Material:
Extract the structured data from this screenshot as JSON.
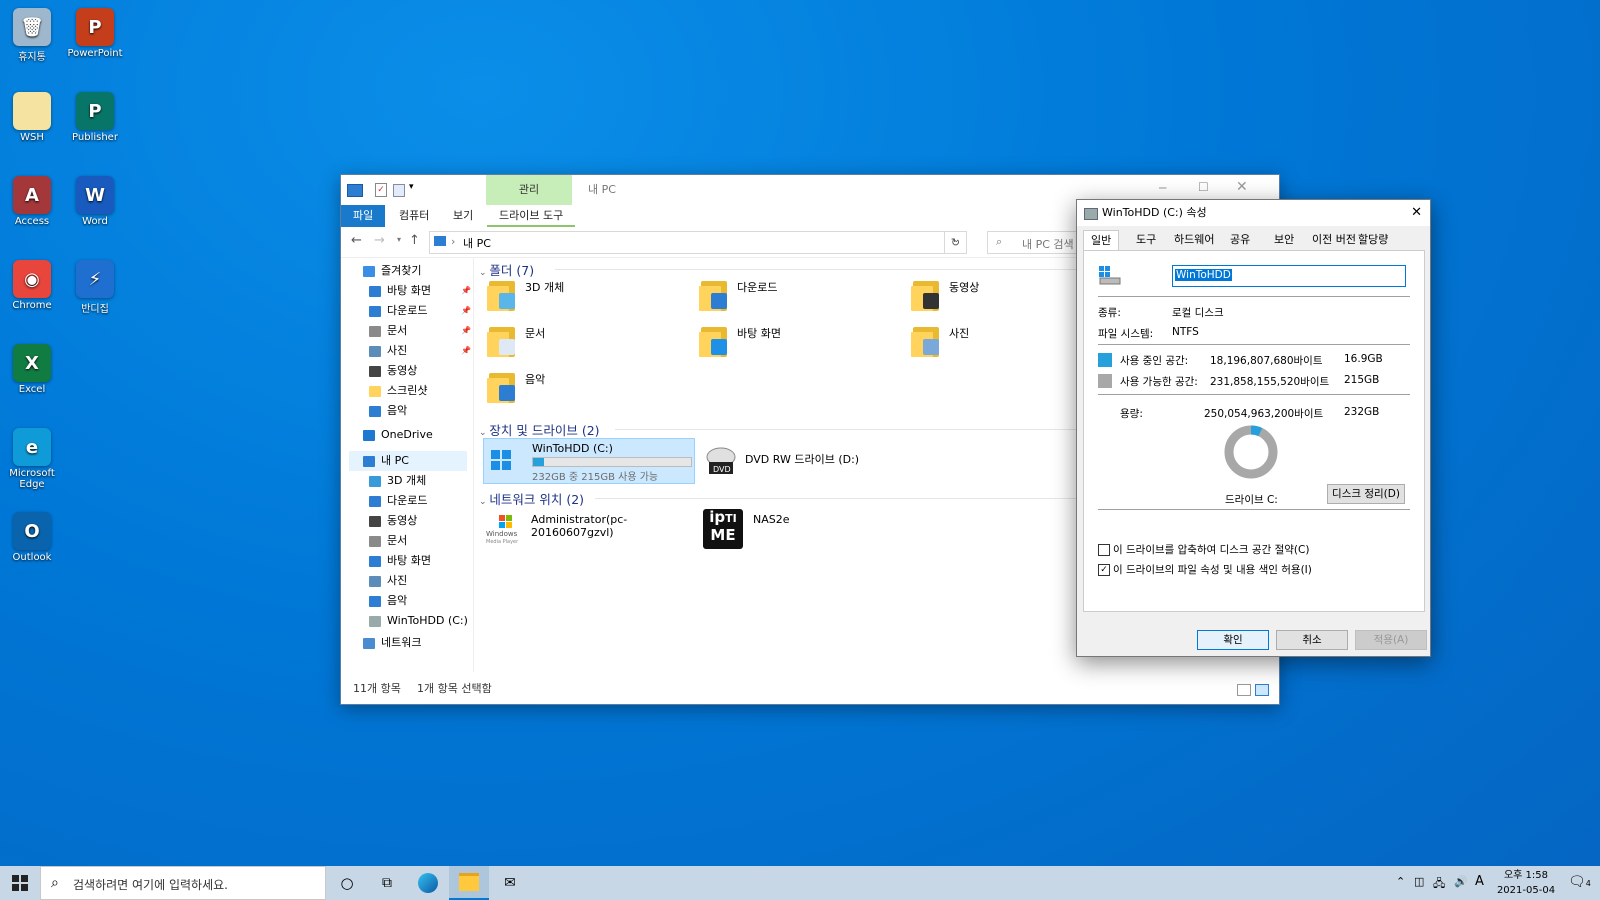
{
  "desktop": {
    "icons": [
      {
        "label": "휴지통",
        "glyph": "🗑",
        "color": "#9fb7cc",
        "name": "recycle-bin-icon"
      },
      {
        "label": "PowerPoint",
        "glyph": "P",
        "color": "#c43e1c",
        "name": "powerpoint-icon"
      },
      {
        "label": "WSH",
        "glyph": "",
        "color": "#f4e3a1",
        "name": "wsh-folder-icon"
      },
      {
        "label": "Publisher",
        "glyph": "P",
        "color": "#077568",
        "name": "publisher-icon"
      },
      {
        "label": "Access",
        "glyph": "A",
        "color": "#a4373a",
        "name": "access-icon"
      },
      {
        "label": "Word",
        "glyph": "W",
        "color": "#185abd",
        "name": "word-icon"
      },
      {
        "label": "Chrome",
        "glyph": "◉",
        "color": "#e8453c",
        "name": "chrome-icon"
      },
      {
        "label": "반디집",
        "glyph": "⚡",
        "color": "#1f6fd1",
        "name": "bandizip-icon"
      },
      {
        "label": "Excel",
        "glyph": "X",
        "color": "#107c41",
        "name": "excel-icon"
      },
      {
        "label": "Microsoft Edge",
        "glyph": "e",
        "color": "#0f9bd7",
        "name": "edge-icon"
      },
      {
        "label": "Outlook",
        "glyph": "O",
        "color": "#0a64ad",
        "name": "outlook-icon"
      }
    ]
  },
  "explorer": {
    "title": "내 PC",
    "manage_tab": "관리",
    "tabs": {
      "file": "파일",
      "computer": "컴퓨터",
      "view": "보기",
      "drive_tools": "드라이브 도구"
    },
    "address": "내 PC",
    "search_placeholder": "내 PC 검색",
    "nav": {
      "quick_access": "즐겨찾기",
      "quick_items": [
        "바탕 화면",
        "다운로드",
        "문서",
        "사진",
        "동영상",
        "스크린샷",
        "음악"
      ],
      "onedrive": "OneDrive",
      "this_pc": "내 PC",
      "pc_items": [
        "3D 개체",
        "다운로드",
        "동영상",
        "문서",
        "바탕 화면",
        "사진",
        "음악",
        "WinToHDD (C:)"
      ],
      "network": "네트워크"
    },
    "sections": {
      "folders": "폴더 (7)",
      "devices": "장치 및 드라이브 (2)",
      "network": "네트워크 위치 (2)"
    },
    "folders": [
      "3D 개체",
      "다운로드",
      "동영상",
      "문서",
      "바탕 화면",
      "사진",
      "음악"
    ],
    "drive_c": {
      "name": "WinToHDD (C:)",
      "free": "232GB 중 215GB 사용 가능",
      "used_fraction": 0.07
    },
    "drive_d": {
      "name": "DVD RW 드라이브 (D:)"
    },
    "net_locations": [
      "Administrator(pc-20160607gzvl)",
      "NAS2e"
    ],
    "status": {
      "count": "11개 항목",
      "selected": "1개 항목 선택함"
    }
  },
  "dialog": {
    "title": "WinToHDD (C:) 속성",
    "tabs": [
      "일반",
      "도구",
      "하드웨어",
      "공유",
      "보안",
      "이전 버전",
      "할당량"
    ],
    "name_value": "WinToHDD",
    "type_label": "종류:",
    "type_value": "로컬 디스크",
    "fs_label": "파일 시스템:",
    "fs_value": "NTFS",
    "used_label": "사용 중인 공간:",
    "used_bytes": "18,196,807,680바이트",
    "used_gb": "16.9GB",
    "free_label": "사용 가능한 공간:",
    "free_bytes": "231,858,155,520바이트",
    "free_gb": "215GB",
    "cap_label": "용량:",
    "cap_bytes": "250,054,963,200바이트",
    "cap_gb": "232GB",
    "drive_label": "드라이브 C:",
    "cleanup_button": "디스크 정리(D)",
    "compress_label": "이 드라이브를 압축하여 디스크 공간 절약(C)",
    "index_label": "이 드라이브의 파일 속성 및 내용 색인 허용(I)",
    "ok": "확인",
    "cancel": "취소",
    "apply": "적용(A)",
    "used_fraction": 0.07,
    "used_color": "#26a0da",
    "free_color": "#a8a8a8"
  },
  "taskbar": {
    "search_placeholder": "검색하려면 여기에 입력하세요.",
    "time": "오후 1:58",
    "date": "2021-05-04",
    "ime": "A",
    "notif_count": "4"
  }
}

What you are asked to do:
Reproduce each record above by retyping it exactly; omit all images.

Finished exercise:
Extract the structured data from this screenshot as JSON.
{
  "desktop": {
    "icons": [
      {
        "label": "휴지통",
        "glyph": "🗑",
        "color": "#9fb7cc",
        "name": "recycle-bin-icon"
      },
      {
        "label": "PowerPoint",
        "glyph": "P",
        "color": "#c43e1c",
        "name": "powerpoint-icon"
      },
      {
        "label": "WSH",
        "glyph": "",
        "color": "#f4e3a1",
        "name": "wsh-folder-icon"
      },
      {
        "label": "Publisher",
        "glyph": "P",
        "color": "#077568",
        "name": "publisher-icon"
      },
      {
        "label": "Access",
        "glyph": "A",
        "color": "#a4373a",
        "name": "access-icon"
      },
      {
        "label": "Word",
        "glyph": "W",
        "color": "#185abd",
        "name": "word-icon"
      },
      {
        "label": "Chrome",
        "glyph": "◉",
        "color": "#e8453c",
        "name": "chrome-icon"
      },
      {
        "label": "반디집",
        "glyph": "⚡",
        "color": "#1f6fd1",
        "name": "bandizip-icon"
      },
      {
        "label": "Excel",
        "glyph": "X",
        "color": "#107c41",
        "name": "excel-icon"
      },
      {
        "label": "Microsoft Edge",
        "glyph": "e",
        "color": "#0f9bd7",
        "name": "edge-icon"
      },
      {
        "label": "Outlook",
        "glyph": "O",
        "color": "#0a64ad",
        "name": "outlook-icon"
      }
    ]
  },
  "explorer": {
    "title": "내 PC",
    "manage_tab": "관리",
    "tabs": {
      "file": "파일",
      "computer": "컴퓨터",
      "view": "보기",
      "drive_tools": "드라이브 도구"
    },
    "address": "내 PC",
    "search_placeholder": "내 PC 검색",
    "nav": {
      "quick_access": "즐겨찾기",
      "quick_items": [
        "바탕 화면",
        "다운로드",
        "문서",
        "사진",
        "동영상",
        "스크린샷",
        "음악"
      ],
      "onedrive": "OneDrive",
      "this_pc": "내 PC",
      "pc_items": [
        "3D 개체",
        "다운로드",
        "동영상",
        "문서",
        "바탕 화면",
        "사진",
        "음악",
        "WinToHDD (C:)"
      ],
      "network": "네트워크"
    },
    "sections": {
      "folders": "폴더 (7)",
      "devices": "장치 및 드라이브 (2)",
      "network": "네트워크 위치 (2)"
    },
    "folders": [
      "3D 개체",
      "다운로드",
      "동영상",
      "문서",
      "바탕 화면",
      "사진",
      "음악"
    ],
    "drive_c": {
      "name": "WinToHDD (C:)",
      "free": "232GB 중 215GB 사용 가능",
      "used_fraction": 0.07
    },
    "drive_d": {
      "name": "DVD RW 드라이브 (D:)"
    },
    "net_locations": [
      "Administrator(pc-20160607gzvl)",
      "NAS2e"
    ],
    "status": {
      "count": "11개 항목",
      "selected": "1개 항목 선택함"
    }
  },
  "dialog": {
    "title": "WinToHDD (C:) 속성",
    "tabs": [
      "일반",
      "도구",
      "하드웨어",
      "공유",
      "보안",
      "이전 버전",
      "할당량"
    ],
    "name_value": "WinToHDD",
    "type_label": "종류:",
    "type_value": "로컬 디스크",
    "fs_label": "파일 시스템:",
    "fs_value": "NTFS",
    "used_label": "사용 중인 공간:",
    "used_bytes": "18,196,807,680바이트",
    "used_gb": "16.9GB",
    "free_label": "사용 가능한 공간:",
    "free_bytes": "231,858,155,520바이트",
    "free_gb": "215GB",
    "cap_label": "용량:",
    "cap_bytes": "250,054,963,200바이트",
    "cap_gb": "232GB",
    "drive_label": "드라이브 C:",
    "cleanup_button": "디스크 정리(D)",
    "compress_label": "이 드라이브를 압축하여 디스크 공간 절약(C)",
    "index_label": "이 드라이브의 파일 속성 및 내용 색인 허용(I)",
    "ok": "확인",
    "cancel": "취소",
    "apply": "적용(A)",
    "used_fraction": 0.07,
    "used_color": "#26a0da",
    "free_color": "#a8a8a8"
  },
  "taskbar": {
    "search_placeholder": "검색하려면 여기에 입력하세요.",
    "time": "오후 1:58",
    "date": "2021-05-04",
    "ime": "A",
    "notif_count": "4"
  }
}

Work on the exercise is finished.